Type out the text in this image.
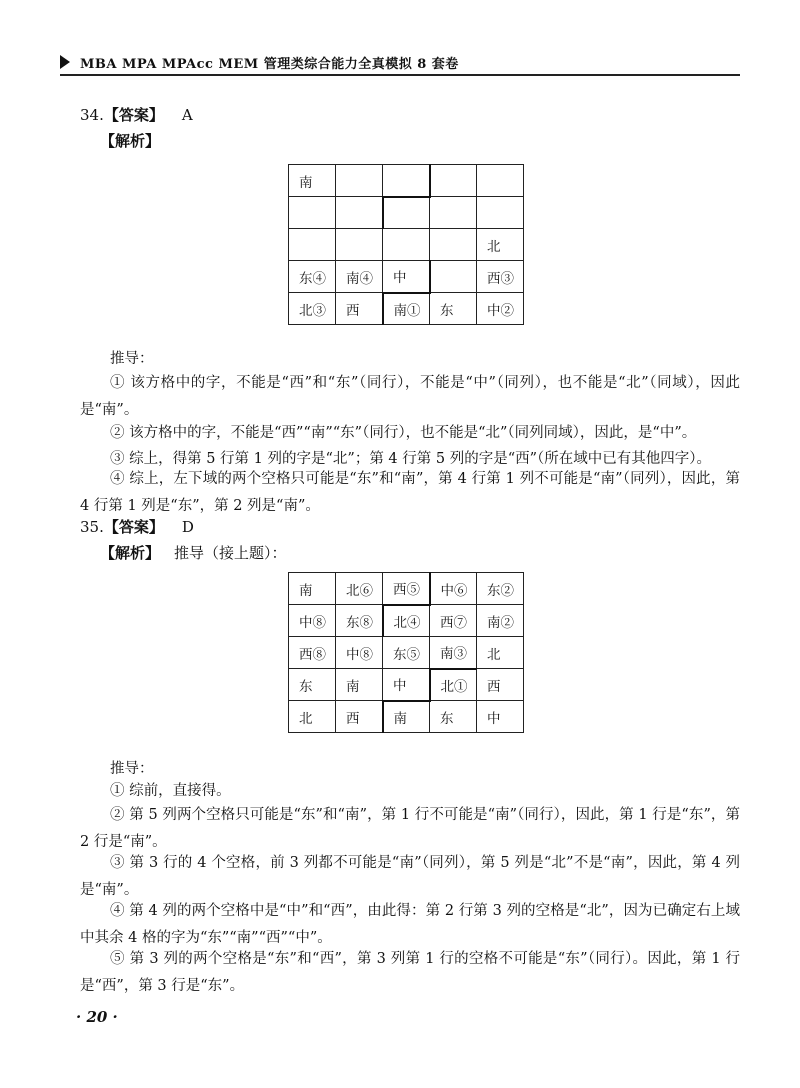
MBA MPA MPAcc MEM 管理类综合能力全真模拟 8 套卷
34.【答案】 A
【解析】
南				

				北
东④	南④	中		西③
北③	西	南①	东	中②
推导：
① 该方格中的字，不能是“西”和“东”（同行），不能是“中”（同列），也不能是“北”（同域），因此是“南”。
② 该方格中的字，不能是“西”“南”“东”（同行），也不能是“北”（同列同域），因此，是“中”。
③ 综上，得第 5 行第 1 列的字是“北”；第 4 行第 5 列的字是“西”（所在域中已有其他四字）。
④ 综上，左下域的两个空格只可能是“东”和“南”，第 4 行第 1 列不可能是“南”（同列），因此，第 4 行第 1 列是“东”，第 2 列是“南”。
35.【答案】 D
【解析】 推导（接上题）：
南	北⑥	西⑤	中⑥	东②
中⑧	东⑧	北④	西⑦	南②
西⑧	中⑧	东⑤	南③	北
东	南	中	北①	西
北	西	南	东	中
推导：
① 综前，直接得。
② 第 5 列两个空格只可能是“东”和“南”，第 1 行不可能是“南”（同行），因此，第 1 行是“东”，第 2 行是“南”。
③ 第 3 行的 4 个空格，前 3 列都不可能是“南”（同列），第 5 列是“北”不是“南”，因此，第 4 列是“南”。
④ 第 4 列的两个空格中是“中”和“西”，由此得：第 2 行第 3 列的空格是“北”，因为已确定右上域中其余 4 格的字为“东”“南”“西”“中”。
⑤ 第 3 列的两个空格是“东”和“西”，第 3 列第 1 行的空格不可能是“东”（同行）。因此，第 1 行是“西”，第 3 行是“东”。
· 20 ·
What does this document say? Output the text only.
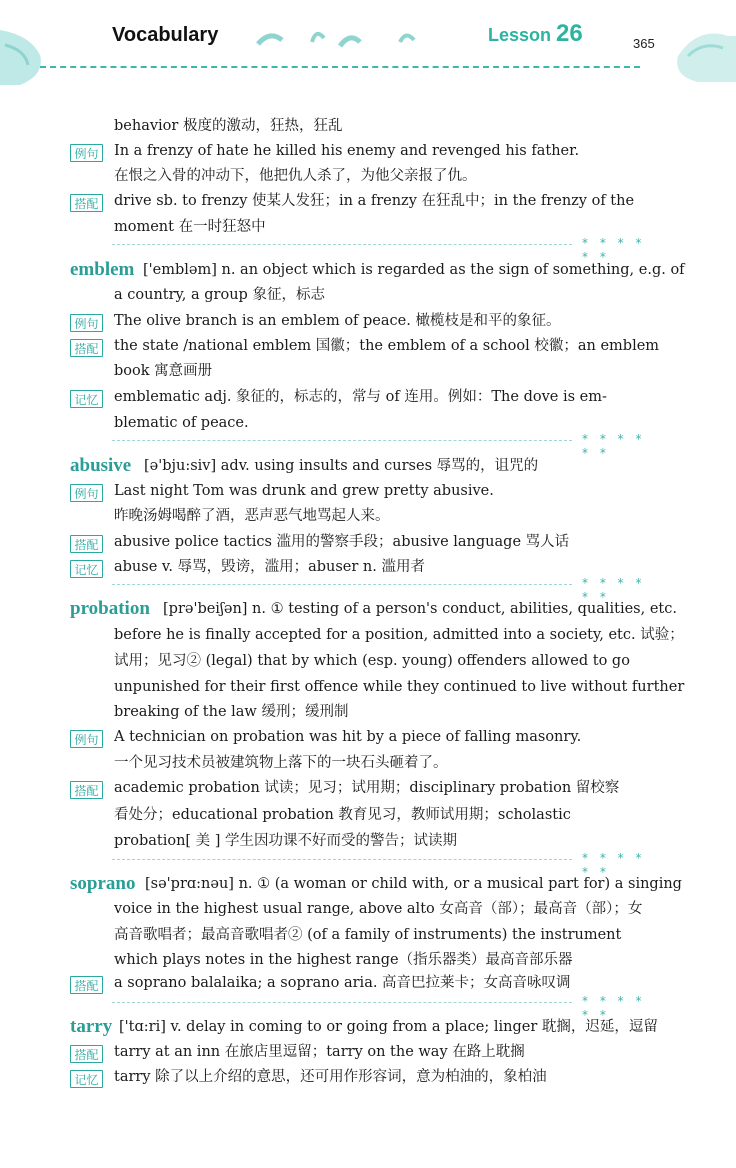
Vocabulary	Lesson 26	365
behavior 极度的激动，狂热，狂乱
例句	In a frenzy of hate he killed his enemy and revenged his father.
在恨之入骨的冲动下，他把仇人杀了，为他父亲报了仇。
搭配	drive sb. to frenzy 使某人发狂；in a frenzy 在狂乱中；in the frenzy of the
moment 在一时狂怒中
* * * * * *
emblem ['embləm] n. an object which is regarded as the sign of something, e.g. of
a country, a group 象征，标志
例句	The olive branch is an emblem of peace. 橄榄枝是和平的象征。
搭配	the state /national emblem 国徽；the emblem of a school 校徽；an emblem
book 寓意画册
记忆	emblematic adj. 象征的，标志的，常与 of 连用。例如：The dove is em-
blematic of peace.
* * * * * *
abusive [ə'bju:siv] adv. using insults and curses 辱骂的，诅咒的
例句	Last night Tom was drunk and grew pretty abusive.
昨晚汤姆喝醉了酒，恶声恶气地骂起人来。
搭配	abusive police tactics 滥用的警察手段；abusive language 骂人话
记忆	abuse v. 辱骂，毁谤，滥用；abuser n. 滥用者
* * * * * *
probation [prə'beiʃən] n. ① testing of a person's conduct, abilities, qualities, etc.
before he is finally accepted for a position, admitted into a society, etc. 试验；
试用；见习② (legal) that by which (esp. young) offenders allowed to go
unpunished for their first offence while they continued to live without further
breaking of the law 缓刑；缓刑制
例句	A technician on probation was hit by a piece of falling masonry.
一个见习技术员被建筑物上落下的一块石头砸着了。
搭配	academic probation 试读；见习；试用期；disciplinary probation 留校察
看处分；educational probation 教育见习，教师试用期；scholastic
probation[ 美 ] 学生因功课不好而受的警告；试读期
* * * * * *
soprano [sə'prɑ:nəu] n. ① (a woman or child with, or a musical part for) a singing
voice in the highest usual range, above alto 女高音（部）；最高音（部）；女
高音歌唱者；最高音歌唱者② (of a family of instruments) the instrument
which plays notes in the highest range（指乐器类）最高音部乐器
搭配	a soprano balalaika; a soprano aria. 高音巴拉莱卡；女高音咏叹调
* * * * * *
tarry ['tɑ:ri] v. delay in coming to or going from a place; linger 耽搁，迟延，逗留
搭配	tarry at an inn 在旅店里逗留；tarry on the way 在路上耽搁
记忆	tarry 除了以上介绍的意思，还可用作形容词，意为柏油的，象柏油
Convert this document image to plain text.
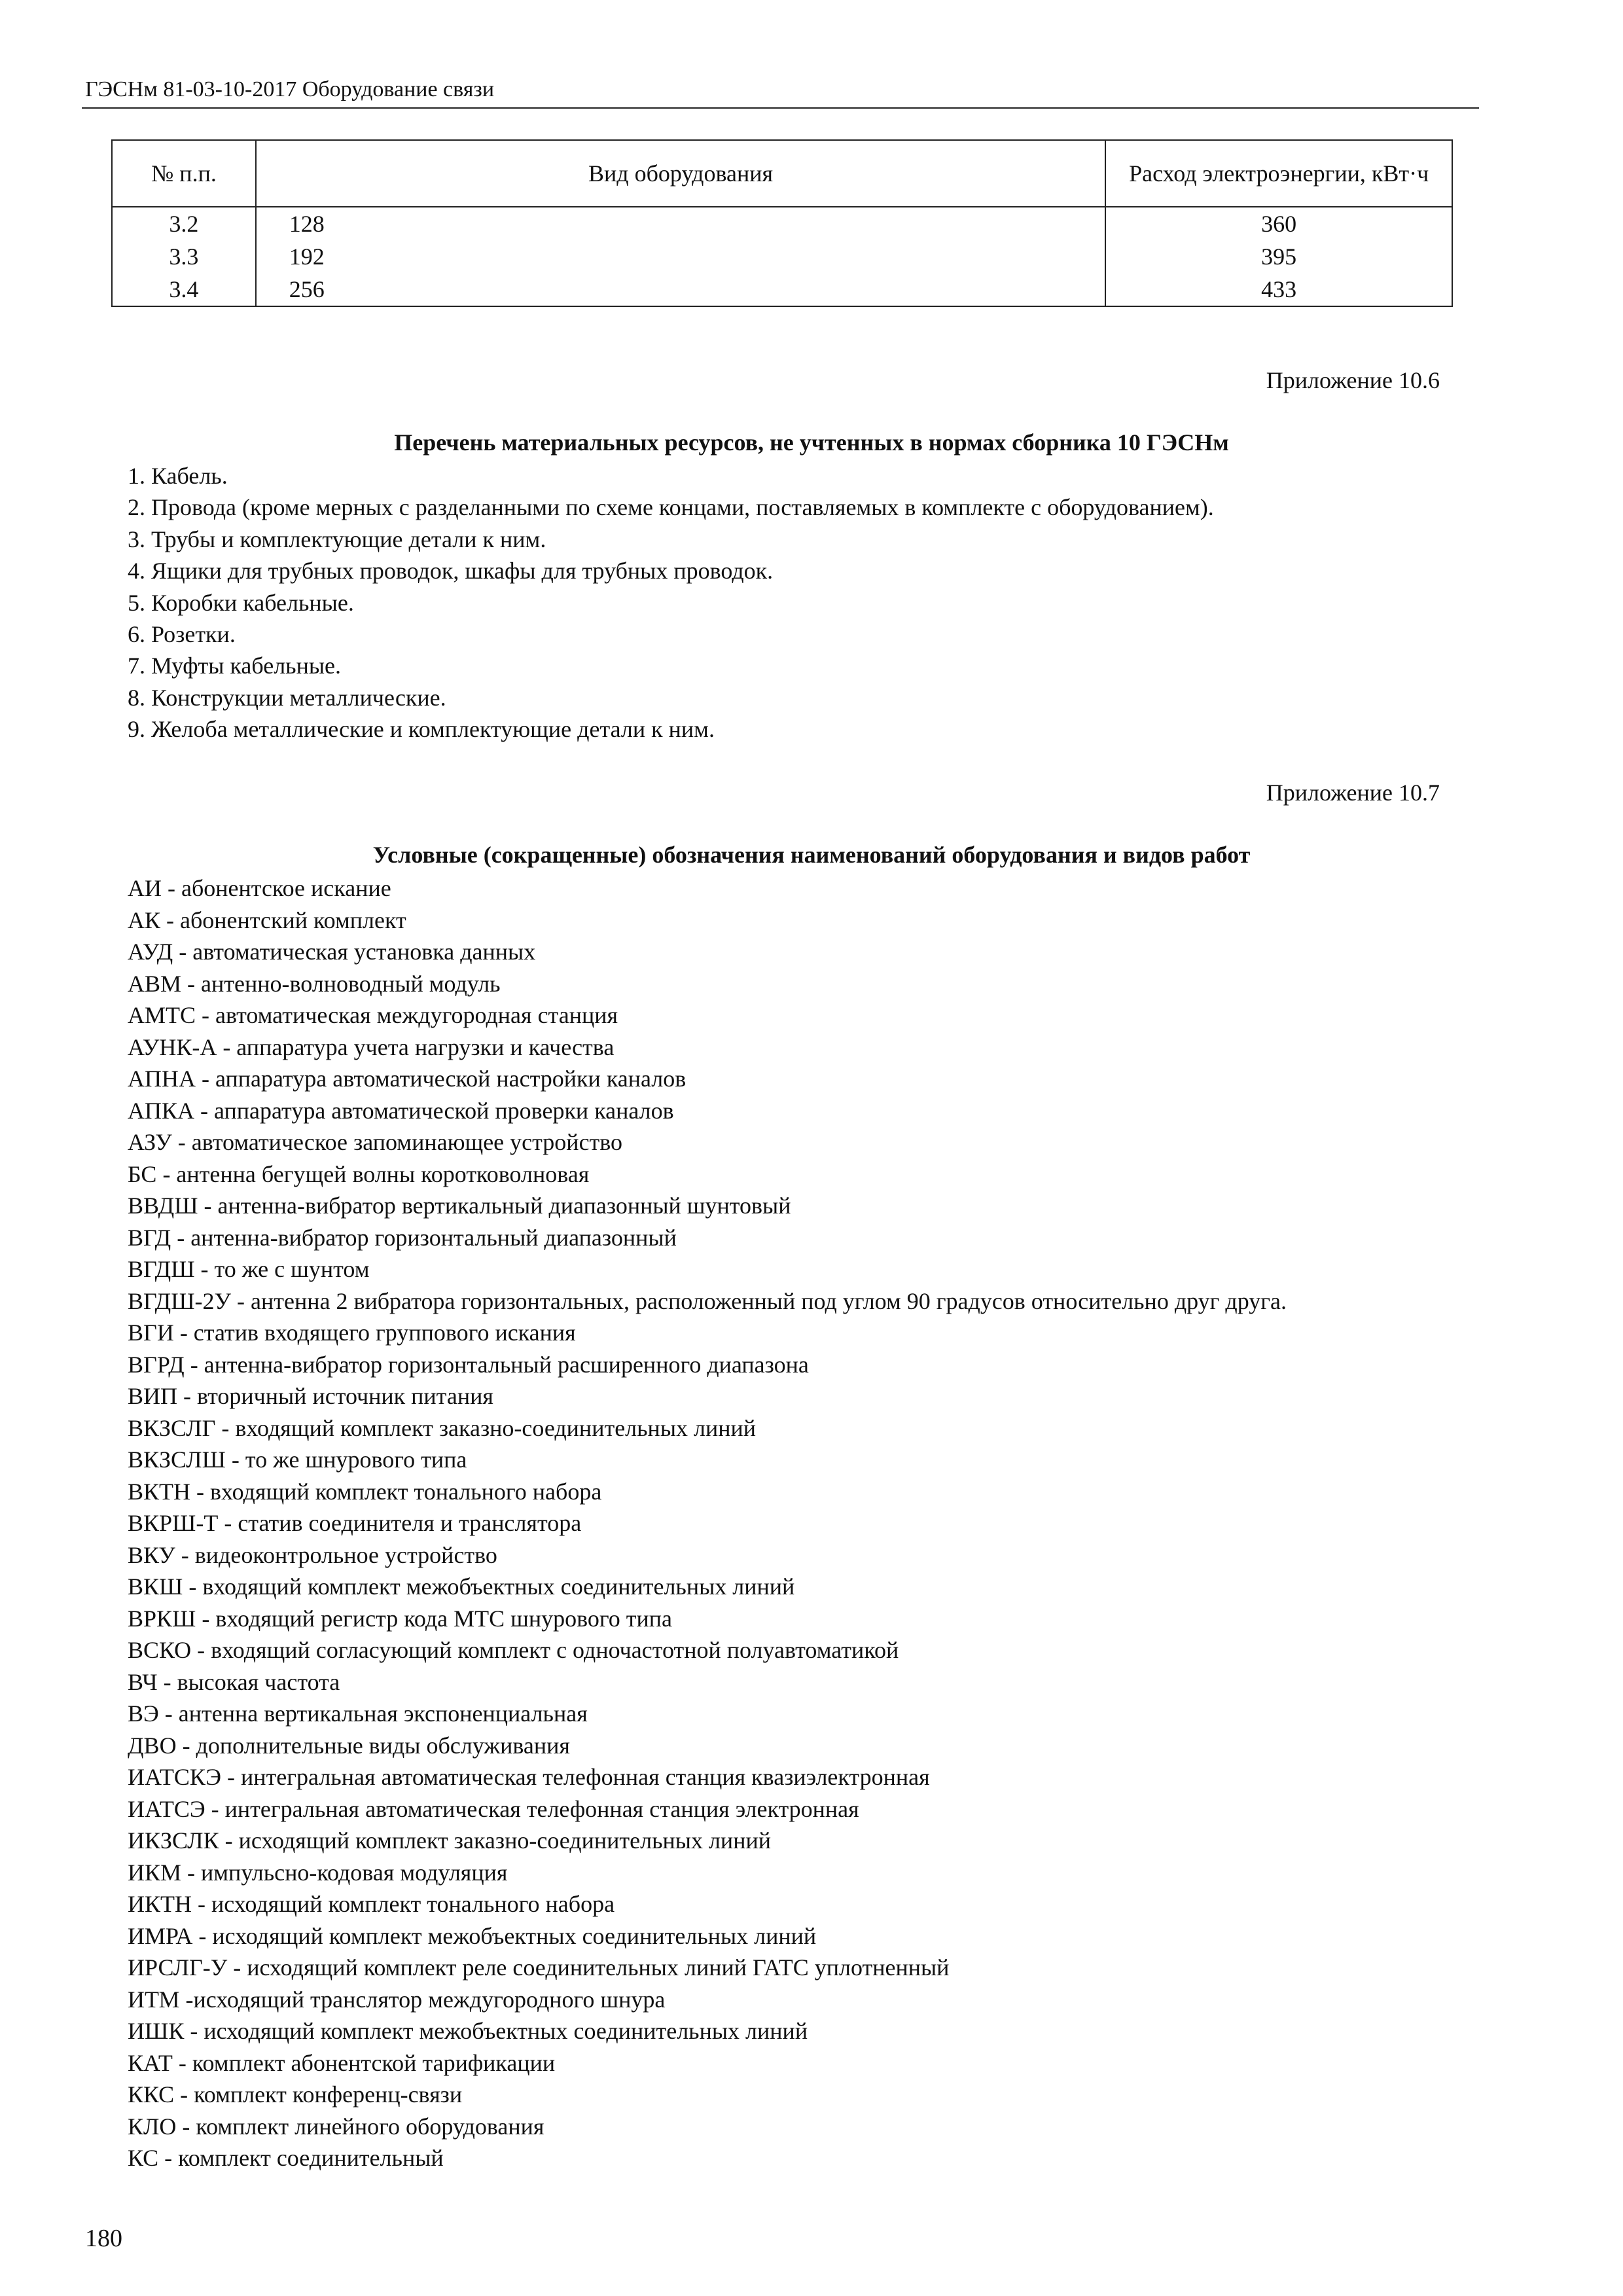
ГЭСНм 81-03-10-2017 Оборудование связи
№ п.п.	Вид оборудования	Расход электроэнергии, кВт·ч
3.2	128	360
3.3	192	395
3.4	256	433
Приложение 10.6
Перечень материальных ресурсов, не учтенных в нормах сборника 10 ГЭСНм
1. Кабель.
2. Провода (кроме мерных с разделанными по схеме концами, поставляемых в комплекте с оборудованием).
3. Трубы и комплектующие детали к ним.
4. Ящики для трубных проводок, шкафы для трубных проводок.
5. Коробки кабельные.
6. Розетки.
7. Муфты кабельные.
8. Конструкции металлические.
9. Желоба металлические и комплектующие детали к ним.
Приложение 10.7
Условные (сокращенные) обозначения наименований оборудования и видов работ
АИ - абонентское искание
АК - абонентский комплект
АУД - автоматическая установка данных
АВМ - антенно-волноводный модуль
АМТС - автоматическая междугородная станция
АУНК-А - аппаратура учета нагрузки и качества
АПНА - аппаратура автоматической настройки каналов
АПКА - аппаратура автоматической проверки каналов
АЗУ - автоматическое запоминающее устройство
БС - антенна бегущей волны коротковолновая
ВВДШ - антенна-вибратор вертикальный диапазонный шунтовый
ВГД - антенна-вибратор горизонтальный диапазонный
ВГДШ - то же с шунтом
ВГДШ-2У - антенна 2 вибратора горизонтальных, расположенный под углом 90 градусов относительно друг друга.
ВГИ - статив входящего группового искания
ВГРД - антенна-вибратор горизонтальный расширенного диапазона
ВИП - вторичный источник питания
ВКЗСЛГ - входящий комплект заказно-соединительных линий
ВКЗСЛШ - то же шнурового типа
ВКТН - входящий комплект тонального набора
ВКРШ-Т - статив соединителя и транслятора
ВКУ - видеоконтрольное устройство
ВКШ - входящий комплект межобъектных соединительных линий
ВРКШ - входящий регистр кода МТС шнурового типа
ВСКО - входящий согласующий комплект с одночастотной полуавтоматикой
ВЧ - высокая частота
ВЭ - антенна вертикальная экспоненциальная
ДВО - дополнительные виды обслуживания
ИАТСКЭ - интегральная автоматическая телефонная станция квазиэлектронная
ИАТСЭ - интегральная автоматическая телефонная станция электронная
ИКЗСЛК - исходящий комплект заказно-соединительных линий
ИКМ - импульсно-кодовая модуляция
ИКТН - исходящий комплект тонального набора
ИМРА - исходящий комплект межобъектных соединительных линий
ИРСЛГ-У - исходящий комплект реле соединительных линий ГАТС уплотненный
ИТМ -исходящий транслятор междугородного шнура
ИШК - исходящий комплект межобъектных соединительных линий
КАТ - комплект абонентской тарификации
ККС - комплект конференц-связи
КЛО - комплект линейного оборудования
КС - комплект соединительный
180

-- -- --

Search the lines for "peace". Copy each line that has it.

Response for this exercise:
例句	The olive branch is an emblem of peace. 橄榄枝是和平的象征。
blematic of peace.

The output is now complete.